__GIVEN TASK 1__. How many lines in the records contain the string "original"? Give only the number.

>> Start EXCERPTED PASSAGE

Difference between (apply #'somefunc args) and (somefunc args)

Question

While reading Paul Graham's On Lisp I found the following function in Chapter 4, Utility Functions.

(defun symb (&rest args)
  (values (intern (apply #'mkstr args)))) ;; mkstr function is "applied"
;; which evaluates like in the following example:
> (symb nil T :a)
NILTA

I would like to understand what is the difference with the following function, slightly different:

(defun symb1 (&rest args)
  (values (intern (mkstr args)))) ;; directly calling mkstr
;; which evaluates like in the following example:
> (symb1 nil T :a)
|(NIL T A)|

In this second version, mkstr is directly evaluated with args arguments, but I don't understand why we need to do (apply #'mkstr ...) in the original.

Answer 1

The purpose of APPLY is to call functions with computed argument lists.

Imagine the user enters some arguments and we want to call the function WRITE. WRITE takes a lot of possible arguments. The first argument is the object to print the rest are keyword value options:

possible keyword arguments for WRITE:

array base case circle escape gensym
length level lines miser-width pprint-dispatch
pretty radix readably right-margin stream

Let's read the argument list as a list using READ and call WRITE via APPLY with the argument list:

CL-USER 30 > (loop for input = (read)
                   while input
                   do
                   (format t "~%# ")
                   (apply #'write input)
                   (format t "~%~%"))
((1 5 10 30 55 26 12 17))
# (1 5 10 30 55 26 12 17)

((1 5 10 30 55 26 12 17) :base 16)
# (1 5 A 1E 37 1A C 11)

((1 5 10 30 55 26 12 17) :base 12)
# (1 5 A 26 47 22 10 15)

((1 5 10 30 55 26 12 17) :length 5)
# (1 5 10 30 55 ...)

((1 5 10 30 55 26 12 17) :base 16 :length 5)
# (1 5 A 1E 37 ...)

Another way to achieve something similar would have been using EVAL.

CL-USER 35 > (let ((f #'+)
                   (args '(20 22)))
               (eql (eval (list* 'funcall f args))
                    (apply f args)))
T

Answer 2

Let’s look at the definition of mkstr:

CL-USER> (defun mkstr (&rest args)
           (with-output-to-string (s)
             (dolist (a args) (princ a s))))
MKSTR

it is a function that takes a variable number of arguments, of any type, packs them in a list, and assigns this list to the formal parameter args (due to the &rest specification of the parameter). Then, the function prints all the elements of this list with printc, producing a string that is the result of concatenating all the printed representations of them (without intervening spaces). So, for instance:

CL-USER> (mkstr '(a b c))
"(A B C)"
CL-USER> (mkstr 3 'A '(A b 4))

>> End EXCERPTED PASSAGE

__GIVEN TASK 2__. Reproduce the passage of the Lisp thread above from "(eql (eval (list*" to "mkstr (&rest args)", word for word.

>> Start EXCERPTED RECORDS

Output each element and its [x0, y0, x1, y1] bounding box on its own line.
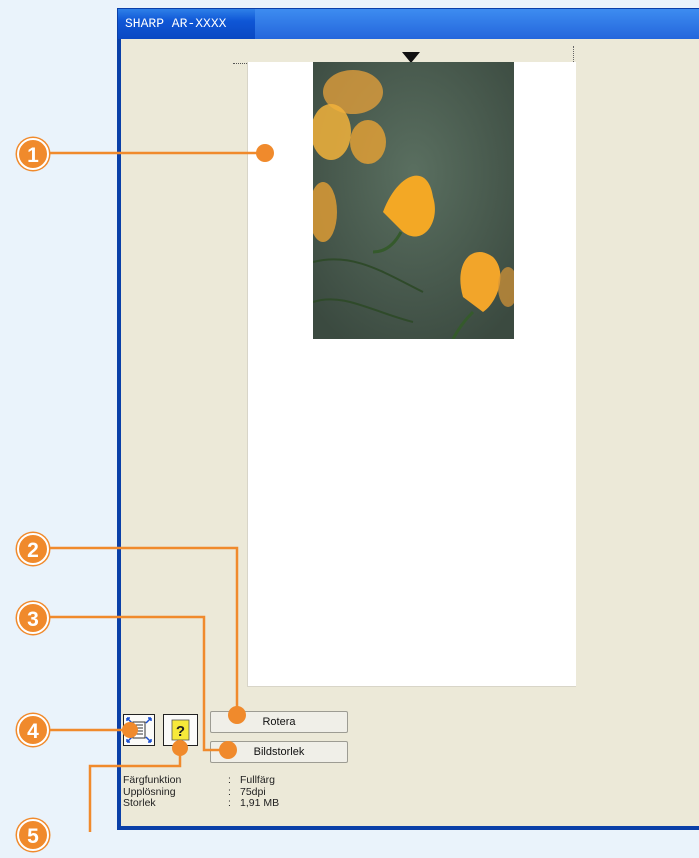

>> End EXCERPTED RECORDS
>> Start EXCERPTED RECORDS

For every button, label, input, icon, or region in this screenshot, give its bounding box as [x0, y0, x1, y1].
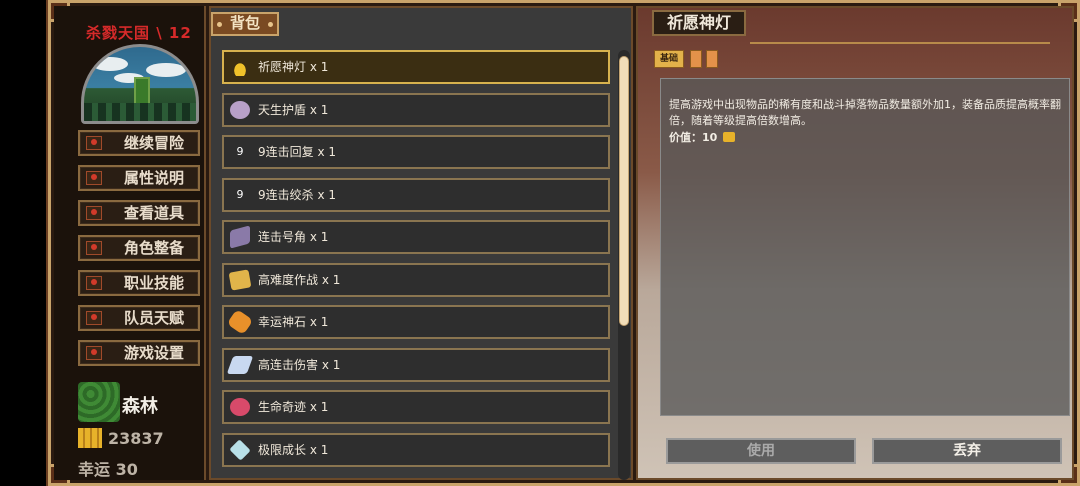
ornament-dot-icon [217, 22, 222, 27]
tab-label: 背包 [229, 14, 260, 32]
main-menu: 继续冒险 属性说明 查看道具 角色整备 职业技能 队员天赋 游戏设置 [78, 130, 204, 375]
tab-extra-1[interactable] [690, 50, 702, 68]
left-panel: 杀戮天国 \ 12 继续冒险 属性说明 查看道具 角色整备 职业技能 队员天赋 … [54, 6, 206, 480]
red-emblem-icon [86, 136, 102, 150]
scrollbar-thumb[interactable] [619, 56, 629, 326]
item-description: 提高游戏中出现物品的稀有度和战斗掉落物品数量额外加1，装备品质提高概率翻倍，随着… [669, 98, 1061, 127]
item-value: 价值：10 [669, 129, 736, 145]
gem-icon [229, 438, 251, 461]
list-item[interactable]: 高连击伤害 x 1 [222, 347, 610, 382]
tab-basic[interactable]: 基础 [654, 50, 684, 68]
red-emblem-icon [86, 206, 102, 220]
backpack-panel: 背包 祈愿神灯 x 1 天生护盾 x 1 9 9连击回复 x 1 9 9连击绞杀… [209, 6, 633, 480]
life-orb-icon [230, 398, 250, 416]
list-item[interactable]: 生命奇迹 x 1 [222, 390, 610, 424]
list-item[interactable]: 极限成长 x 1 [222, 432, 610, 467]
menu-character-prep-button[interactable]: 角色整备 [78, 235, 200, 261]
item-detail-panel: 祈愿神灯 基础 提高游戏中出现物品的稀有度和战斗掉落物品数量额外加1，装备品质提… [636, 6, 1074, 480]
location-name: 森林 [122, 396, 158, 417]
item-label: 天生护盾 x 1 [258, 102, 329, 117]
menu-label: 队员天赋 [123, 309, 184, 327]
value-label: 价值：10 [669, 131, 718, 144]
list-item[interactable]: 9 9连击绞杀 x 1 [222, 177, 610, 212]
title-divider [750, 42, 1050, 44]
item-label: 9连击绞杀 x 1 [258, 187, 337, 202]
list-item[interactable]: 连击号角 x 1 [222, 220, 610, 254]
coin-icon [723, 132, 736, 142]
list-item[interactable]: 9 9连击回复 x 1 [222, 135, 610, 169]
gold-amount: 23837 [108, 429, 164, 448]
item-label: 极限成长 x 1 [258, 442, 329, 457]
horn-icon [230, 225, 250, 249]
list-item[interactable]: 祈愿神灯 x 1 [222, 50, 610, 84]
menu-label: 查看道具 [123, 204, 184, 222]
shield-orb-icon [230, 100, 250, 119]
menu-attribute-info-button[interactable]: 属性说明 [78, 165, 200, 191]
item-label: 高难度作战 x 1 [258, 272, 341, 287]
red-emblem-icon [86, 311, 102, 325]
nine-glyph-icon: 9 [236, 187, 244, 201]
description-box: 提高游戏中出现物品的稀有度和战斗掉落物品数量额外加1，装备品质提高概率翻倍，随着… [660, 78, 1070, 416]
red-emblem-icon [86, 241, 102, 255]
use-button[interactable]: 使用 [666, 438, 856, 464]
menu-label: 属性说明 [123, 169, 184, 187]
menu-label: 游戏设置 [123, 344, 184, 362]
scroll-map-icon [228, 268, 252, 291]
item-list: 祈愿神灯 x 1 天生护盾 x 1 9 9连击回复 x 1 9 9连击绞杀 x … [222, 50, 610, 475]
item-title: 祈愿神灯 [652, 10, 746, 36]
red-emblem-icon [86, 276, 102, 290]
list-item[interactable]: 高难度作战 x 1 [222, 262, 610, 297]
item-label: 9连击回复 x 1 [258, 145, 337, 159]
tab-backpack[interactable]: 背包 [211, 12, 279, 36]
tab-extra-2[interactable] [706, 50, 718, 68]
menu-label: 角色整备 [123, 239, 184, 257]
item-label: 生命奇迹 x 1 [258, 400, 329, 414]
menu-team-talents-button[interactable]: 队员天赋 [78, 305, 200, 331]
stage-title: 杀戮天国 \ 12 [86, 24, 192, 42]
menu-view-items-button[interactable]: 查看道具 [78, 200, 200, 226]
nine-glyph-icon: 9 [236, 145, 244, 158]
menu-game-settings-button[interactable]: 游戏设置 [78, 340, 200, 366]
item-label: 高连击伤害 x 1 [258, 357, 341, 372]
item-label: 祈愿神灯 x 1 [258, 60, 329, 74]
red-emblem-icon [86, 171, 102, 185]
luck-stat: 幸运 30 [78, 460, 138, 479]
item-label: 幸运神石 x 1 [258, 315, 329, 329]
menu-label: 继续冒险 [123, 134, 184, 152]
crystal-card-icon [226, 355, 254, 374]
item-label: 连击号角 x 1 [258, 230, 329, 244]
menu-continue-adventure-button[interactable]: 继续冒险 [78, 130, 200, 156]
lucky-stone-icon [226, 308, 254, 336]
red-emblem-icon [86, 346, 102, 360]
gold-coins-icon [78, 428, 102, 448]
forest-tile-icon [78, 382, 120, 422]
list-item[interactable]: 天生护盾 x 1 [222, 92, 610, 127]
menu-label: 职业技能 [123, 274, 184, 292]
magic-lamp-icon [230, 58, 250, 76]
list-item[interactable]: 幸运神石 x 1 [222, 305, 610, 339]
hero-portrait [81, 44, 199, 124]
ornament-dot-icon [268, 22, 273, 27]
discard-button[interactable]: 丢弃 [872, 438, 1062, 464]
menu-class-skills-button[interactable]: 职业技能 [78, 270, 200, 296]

>> End EXCERPTED RECORDS
>> Start EXCERPTED RECORDS

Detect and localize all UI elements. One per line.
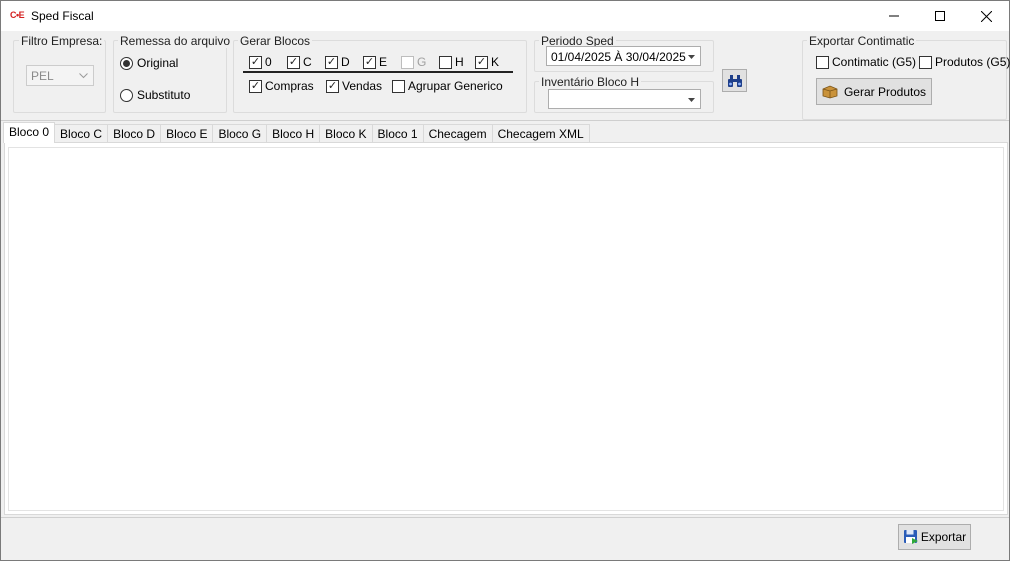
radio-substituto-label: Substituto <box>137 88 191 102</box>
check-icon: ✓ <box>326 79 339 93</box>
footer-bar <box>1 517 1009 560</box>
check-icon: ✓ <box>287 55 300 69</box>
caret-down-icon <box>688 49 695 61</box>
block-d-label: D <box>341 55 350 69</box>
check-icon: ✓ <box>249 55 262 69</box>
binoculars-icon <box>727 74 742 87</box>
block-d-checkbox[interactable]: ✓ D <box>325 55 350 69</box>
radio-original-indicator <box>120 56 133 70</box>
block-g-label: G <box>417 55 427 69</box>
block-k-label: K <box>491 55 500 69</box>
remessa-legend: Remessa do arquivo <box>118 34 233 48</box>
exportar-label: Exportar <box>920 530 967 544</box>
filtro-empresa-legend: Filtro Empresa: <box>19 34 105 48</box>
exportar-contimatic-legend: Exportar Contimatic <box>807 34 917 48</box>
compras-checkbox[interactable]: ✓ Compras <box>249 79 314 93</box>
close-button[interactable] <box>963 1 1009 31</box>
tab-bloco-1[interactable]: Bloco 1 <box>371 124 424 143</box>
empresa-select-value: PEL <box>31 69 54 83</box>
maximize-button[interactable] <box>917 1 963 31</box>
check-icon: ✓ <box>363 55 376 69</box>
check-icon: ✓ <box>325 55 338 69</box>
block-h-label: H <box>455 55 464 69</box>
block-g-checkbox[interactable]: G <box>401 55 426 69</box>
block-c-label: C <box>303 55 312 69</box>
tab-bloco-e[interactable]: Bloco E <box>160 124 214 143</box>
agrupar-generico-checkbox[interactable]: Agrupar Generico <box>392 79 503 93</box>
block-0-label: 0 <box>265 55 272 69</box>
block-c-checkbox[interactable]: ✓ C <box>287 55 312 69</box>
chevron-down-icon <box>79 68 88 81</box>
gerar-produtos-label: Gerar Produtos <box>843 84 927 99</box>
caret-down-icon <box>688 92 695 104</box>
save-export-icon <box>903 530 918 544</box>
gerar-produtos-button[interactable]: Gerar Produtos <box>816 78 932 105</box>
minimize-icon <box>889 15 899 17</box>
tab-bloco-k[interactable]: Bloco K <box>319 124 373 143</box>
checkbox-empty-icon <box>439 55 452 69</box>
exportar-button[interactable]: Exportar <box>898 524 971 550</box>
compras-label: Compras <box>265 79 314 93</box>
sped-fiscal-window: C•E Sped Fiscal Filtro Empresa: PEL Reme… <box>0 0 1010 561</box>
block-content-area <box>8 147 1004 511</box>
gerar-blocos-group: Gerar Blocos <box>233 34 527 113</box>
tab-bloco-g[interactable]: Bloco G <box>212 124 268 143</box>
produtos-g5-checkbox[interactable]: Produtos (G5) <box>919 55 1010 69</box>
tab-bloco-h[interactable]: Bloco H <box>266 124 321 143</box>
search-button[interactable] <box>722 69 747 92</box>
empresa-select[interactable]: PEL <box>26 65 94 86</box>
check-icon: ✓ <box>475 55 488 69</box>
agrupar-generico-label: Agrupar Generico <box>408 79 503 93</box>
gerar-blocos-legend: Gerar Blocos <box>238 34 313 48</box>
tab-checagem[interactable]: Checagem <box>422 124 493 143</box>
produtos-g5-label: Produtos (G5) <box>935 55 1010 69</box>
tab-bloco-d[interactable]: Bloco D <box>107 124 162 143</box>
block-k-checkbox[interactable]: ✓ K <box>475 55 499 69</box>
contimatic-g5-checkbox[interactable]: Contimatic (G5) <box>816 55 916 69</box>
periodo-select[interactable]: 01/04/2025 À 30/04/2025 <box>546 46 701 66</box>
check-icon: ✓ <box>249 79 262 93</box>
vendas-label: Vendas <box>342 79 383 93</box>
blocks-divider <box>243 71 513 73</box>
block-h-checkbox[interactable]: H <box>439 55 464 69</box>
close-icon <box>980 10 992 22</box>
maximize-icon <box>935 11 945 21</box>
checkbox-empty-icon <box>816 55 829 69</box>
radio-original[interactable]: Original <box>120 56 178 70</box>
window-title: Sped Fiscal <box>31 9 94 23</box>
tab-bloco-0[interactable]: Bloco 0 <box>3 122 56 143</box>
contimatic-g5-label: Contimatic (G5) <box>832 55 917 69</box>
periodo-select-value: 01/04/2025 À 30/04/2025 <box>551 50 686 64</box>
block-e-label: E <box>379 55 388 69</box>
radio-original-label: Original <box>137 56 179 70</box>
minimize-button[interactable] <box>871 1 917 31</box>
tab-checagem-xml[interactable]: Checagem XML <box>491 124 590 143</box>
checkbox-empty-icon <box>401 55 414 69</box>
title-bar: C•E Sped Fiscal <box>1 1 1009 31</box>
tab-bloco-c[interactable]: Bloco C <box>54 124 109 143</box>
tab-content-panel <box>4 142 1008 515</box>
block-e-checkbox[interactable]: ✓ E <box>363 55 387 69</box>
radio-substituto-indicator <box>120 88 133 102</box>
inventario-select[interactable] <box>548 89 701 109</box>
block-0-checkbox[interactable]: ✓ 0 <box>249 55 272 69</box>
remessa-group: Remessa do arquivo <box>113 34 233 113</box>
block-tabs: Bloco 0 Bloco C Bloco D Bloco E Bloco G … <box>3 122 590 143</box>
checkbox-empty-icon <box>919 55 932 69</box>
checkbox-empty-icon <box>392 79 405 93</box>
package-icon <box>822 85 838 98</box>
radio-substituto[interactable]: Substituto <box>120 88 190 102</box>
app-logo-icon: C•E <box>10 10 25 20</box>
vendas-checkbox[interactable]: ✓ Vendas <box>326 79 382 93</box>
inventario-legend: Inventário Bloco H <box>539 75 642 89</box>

>> End EXCERPTED RECORDS

__WORKED ANSWER 1__. 3

__WORKED ANSWER 2__.
(eql (eval (list* 'funcall f args))
                    (apply f args)))
T

Answer 2

Let’s look at the definition of mkstr:

CL-USER> (defun mkstr (&rest args)